What is required =>
Select all lines in the records that include "about".

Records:
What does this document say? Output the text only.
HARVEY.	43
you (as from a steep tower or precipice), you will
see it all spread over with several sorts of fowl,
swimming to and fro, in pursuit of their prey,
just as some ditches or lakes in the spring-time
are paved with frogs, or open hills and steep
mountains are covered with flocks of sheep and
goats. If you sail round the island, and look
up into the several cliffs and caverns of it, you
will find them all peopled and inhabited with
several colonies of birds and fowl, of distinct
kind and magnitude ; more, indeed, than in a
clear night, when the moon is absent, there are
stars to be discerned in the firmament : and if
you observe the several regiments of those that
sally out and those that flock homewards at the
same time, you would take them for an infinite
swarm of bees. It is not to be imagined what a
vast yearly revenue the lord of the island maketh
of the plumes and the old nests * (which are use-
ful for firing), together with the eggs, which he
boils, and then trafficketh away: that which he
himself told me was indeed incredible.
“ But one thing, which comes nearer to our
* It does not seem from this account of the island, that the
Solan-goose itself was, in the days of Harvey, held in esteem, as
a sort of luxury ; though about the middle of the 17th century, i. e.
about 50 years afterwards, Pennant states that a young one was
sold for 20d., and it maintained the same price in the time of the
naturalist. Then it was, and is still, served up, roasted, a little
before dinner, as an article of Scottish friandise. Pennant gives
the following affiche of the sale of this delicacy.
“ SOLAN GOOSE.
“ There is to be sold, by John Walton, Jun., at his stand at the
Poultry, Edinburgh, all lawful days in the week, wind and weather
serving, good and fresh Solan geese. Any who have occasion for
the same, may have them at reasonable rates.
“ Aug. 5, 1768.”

* * *

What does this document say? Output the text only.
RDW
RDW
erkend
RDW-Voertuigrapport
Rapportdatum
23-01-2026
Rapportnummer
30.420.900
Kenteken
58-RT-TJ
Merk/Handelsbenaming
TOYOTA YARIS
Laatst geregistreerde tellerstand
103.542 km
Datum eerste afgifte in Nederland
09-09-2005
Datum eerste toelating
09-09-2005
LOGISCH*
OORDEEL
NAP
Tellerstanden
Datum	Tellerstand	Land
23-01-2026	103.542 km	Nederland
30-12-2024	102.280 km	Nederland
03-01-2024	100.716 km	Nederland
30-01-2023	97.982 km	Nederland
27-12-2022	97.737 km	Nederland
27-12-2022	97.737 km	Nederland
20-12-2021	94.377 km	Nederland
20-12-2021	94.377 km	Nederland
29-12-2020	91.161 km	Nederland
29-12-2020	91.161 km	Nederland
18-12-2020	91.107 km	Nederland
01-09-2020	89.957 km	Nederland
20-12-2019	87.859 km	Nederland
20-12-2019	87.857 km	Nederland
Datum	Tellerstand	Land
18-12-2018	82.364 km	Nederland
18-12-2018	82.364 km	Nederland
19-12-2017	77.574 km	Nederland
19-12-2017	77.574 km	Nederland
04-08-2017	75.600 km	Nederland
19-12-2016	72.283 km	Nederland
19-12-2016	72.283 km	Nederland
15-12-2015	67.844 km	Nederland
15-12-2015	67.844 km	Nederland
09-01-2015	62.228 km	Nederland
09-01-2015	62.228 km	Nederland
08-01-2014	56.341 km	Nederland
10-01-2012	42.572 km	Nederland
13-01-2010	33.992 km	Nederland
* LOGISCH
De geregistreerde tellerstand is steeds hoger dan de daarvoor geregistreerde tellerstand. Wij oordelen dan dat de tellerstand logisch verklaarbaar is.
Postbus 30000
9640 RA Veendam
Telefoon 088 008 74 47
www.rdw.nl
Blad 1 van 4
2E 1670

Solution to this problem =>
a sort of luxury ; though about the middle of the 17th century, i. e.
about 50 years afterwards, Pennant states that a young one was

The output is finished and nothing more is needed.